Rewrite the records below, substituting "currency-label" for every "price-unit" and leaving everything else unchanged.

== RECORDS SUPPLIED ==
((
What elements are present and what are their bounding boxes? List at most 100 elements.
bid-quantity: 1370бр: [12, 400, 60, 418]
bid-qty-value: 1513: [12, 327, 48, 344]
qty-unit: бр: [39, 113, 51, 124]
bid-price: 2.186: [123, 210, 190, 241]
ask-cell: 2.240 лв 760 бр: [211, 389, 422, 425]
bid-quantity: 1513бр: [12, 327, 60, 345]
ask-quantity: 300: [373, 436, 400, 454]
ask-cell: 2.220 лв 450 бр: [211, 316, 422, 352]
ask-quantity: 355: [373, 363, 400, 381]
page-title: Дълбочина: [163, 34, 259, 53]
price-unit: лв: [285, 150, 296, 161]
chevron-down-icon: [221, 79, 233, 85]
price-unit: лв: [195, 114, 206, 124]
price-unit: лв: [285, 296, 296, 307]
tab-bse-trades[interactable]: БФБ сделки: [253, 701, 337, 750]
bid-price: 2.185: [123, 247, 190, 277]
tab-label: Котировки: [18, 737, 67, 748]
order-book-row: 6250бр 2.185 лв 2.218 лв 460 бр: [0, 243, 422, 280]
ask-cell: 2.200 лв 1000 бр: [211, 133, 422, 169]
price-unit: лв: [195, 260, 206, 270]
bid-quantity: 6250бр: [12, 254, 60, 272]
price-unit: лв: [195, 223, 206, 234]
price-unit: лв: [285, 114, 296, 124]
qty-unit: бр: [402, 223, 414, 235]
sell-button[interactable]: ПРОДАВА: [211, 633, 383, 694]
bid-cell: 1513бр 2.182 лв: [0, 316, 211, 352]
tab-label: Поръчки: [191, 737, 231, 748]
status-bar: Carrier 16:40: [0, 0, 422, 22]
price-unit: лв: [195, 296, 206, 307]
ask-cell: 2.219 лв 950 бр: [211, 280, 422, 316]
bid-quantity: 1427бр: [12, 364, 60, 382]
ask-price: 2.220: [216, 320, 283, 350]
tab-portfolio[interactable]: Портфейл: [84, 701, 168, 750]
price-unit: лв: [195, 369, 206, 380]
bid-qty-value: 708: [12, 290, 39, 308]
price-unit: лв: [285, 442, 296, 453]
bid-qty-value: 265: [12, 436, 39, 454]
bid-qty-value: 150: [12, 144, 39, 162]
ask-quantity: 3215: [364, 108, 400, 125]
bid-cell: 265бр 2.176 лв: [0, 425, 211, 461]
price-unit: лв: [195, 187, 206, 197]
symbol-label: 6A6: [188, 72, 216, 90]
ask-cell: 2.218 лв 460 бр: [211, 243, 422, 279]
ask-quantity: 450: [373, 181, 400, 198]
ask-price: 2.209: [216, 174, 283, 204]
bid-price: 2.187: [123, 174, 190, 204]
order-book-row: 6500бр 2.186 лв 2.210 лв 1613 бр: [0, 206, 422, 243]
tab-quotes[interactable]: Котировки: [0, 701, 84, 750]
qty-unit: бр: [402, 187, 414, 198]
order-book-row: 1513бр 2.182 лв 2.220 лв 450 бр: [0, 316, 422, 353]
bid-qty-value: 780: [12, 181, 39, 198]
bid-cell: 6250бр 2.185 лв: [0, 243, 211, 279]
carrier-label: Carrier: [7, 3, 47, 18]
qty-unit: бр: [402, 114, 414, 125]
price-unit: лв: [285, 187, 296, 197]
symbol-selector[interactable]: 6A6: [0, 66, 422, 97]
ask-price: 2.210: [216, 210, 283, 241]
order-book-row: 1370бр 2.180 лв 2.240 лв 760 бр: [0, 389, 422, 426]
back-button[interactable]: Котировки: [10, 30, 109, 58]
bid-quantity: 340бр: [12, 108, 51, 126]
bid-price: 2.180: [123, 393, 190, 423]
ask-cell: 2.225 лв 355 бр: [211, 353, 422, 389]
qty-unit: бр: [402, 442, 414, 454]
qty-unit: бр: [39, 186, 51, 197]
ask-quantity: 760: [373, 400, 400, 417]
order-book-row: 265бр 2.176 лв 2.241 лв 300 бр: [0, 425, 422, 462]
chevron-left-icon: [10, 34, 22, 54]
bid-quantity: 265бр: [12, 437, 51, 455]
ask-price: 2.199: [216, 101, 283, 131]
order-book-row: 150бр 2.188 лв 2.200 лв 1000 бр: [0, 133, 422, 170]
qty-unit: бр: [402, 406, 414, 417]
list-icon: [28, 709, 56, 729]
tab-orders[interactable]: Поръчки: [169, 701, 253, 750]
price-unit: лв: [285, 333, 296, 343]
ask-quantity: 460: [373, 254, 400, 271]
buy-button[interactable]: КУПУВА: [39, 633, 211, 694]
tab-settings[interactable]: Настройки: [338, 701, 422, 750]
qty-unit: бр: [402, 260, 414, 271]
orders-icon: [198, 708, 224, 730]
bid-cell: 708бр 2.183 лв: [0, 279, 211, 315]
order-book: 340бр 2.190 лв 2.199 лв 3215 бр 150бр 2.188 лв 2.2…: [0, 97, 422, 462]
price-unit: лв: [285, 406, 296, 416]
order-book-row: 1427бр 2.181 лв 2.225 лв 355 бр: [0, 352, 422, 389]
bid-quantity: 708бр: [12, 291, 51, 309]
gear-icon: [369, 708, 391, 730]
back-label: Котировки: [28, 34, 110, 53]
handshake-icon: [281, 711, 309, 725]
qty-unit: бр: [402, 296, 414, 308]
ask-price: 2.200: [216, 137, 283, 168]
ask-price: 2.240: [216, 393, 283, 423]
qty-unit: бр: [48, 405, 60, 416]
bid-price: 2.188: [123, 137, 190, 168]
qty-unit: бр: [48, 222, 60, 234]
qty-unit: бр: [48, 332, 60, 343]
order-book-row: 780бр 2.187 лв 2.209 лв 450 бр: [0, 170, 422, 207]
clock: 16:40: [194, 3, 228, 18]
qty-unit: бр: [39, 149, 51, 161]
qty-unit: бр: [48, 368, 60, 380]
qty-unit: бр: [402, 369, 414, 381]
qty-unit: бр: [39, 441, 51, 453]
))
== EXERCISE OUTPUT ==
What elements are present and what are their bounding boxes? List at most 100 elements.
bid-quantity: 1370бр: [12, 400, 60, 418]
bid-qty-value: 1513: [12, 327, 48, 344]
qty-unit: бр: [39, 113, 51, 124]
bid-price: 2.186: [123, 210, 190, 241]
ask-cell: 2.240 лв 760 бр: [211, 389, 422, 425]
bid-quantity: 1513бр: [12, 327, 60, 345]
ask-quantity: 300: [373, 436, 400, 454]
ask-cell: 2.220 лв 450 бр: [211, 316, 422, 352]
ask-quantity: 355: [373, 363, 400, 381]
page-title: Дълбочина: [163, 34, 259, 53]
currency-label: лв: [285, 150, 296, 161]
chevron-down-icon: [221, 79, 233, 85]
currency-label: лв: [195, 114, 206, 124]
currency-label: лв: [285, 296, 296, 307]
tab-bse-trades[interactable]: БФБ сделки: [253, 701, 337, 750]
bid-price: 2.185: [123, 247, 190, 277]
tab-label: Котировки: [18, 737, 67, 748]
order-book-row: 6250бр 2.185 лв 2.218 лв 460 бр: [0, 243, 422, 280]
ask-cell: 2.200 лв 1000 бр: [211, 133, 422, 169]
currency-label: лв: [195, 260, 206, 270]
bid-quantity: 6250бр: [12, 254, 60, 272]
currency-label: лв: [195, 223, 206, 234]
currency-label: лв: [285, 114, 296, 124]
qty-unit: бр: [402, 223, 414, 235]
sell-button[interactable]: ПРОДАВА: [211, 633, 383, 694]
bid-cell: 1513бр 2.182 лв: [0, 316, 211, 352]
tab-label: Поръчки: [191, 737, 231, 748]
status-bar: Carrier 16:40: [0, 0, 422, 22]
currency-label: лв: [195, 296, 206, 307]
ask-cell: 2.219 лв 950 бр: [211, 280, 422, 316]
bid-quantity: 1427бр: [12, 364, 60, 382]
ask-price: 2.220: [216, 320, 283, 350]
tab-portfolio[interactable]: Портфейл: [84, 701, 168, 750]
currency-label: лв: [195, 369, 206, 380]
bid-qty-value: 708: [12, 290, 39, 308]
currency-label: лв: [285, 442, 296, 453]
bid-qty-value: 265: [12, 436, 39, 454]
bid-qty-value: 150: [12, 144, 39, 162]
ask-quantity: 3215: [364, 108, 400, 125]
bid-cell: 265бр 2.176 лв: [0, 425, 211, 461]
currency-label: лв: [195, 187, 206, 197]
symbol-label: 6A6: [188, 72, 216, 90]
ask-cell: 2.218 лв 460 бр: [211, 243, 422, 279]
ask-quantity: 450: [373, 181, 400, 198]
ask-price: 2.209: [216, 174, 283, 204]
bid-price: 2.187: [123, 174, 190, 204]
order-book-row: 6500бр 2.186 лв 2.210 лв 1613 бр: [0, 206, 422, 243]
tab-quotes[interactable]: Котировки: [0, 701, 84, 750]
qty-unit: бр: [402, 187, 414, 198]
order-book-row: 1513бр 2.182 лв 2.220 лв 450 бр: [0, 316, 422, 353]
bid-qty-value: 780: [12, 181, 39, 198]
bid-cell: 6250бр 2.185 лв: [0, 243, 211, 279]
carrier-label: Carrier: [7, 3, 47, 18]
qty-unit: бр: [402, 114, 414, 125]
currency-label: лв: [285, 187, 296, 197]
symbol-selector[interactable]: 6A6: [0, 66, 422, 97]
ask-price: 2.210: [216, 210, 283, 241]
order-book-row: 1370бр 2.180 лв 2.240 лв 760 бр: [0, 389, 422, 426]
back-button[interactable]: Котировки: [10, 30, 109, 58]
bid-quantity: 340бр: [12, 108, 51, 126]
bid-price: 2.180: [123, 393, 190, 423]
ask-cell: 2.225 лв 355 бр: [211, 353, 422, 389]
qty-unit: бр: [402, 442, 414, 454]
qty-unit: бр: [39, 186, 51, 197]
ask-quantity: 760: [373, 400, 400, 417]
order-book-row: 265бр 2.176 лв 2.241 лв 300 бр: [0, 425, 422, 462]
chevron-left-icon: [10, 34, 22, 54]
bid-quantity: 265бр: [12, 437, 51, 455]
ask-price: 2.199: [216, 101, 283, 131]
order-book-row: 150бр 2.188 лв 2.200 лв 1000 бр: [0, 133, 422, 170]
qty-unit: бр: [402, 406, 414, 417]
list-icon: [28, 709, 56, 729]
tab-orders[interactable]: Поръчки: [169, 701, 253, 750]
currency-label: лв: [285, 333, 296, 343]
ask-quantity: 460: [373, 254, 400, 271]
buy-button[interactable]: КУПУВА: [39, 633, 211, 694]
tab-settings[interactable]: Настройки: [338, 701, 422, 750]
qty-unit: бр: [402, 260, 414, 271]
orders-icon: [198, 708, 224, 730]
bid-cell: 708бр 2.183 лв: [0, 279, 211, 315]
order-book: 340бр 2.190 лв 2.199 лв 3215 бр 150бр 2.188 лв 2.2…: [0, 97, 422, 462]
currency-label: лв: [285, 406, 296, 416]
order-book-row: 1427бр 2.181 лв 2.225 лв 355 бр: [0, 352, 422, 389]
bid-quantity: 708бр: [12, 291, 51, 309]
gear-icon: [369, 708, 391, 730]
back-label: Котировки: [28, 34, 110, 53]
handshake-icon: [281, 711, 309, 725]
qty-unit: бр: [402, 296, 414, 308]
ask-price: 2.200: [216, 137, 283, 168]
ask-price: 2.240: [216, 393, 283, 423]
qty-unit: бр: [48, 405, 60, 416]
bid-price: 2.188: [123, 137, 190, 168]
qty-unit: бр: [48, 222, 60, 234]
qty-unit: бр: [48, 332, 60, 343]
order-book-row: 780бр 2.187 лв 2.209 лв 450 бр: [0, 170, 422, 207]
clock: 16:40: [194, 3, 228, 18]
qty-unit: бр: [39, 149, 51, 161]
qty-unit: бр: [48, 368, 60, 380]
qty-unit: бр: [402, 369, 414, 381]
qty-unit: бр: [39, 441, 51, 453]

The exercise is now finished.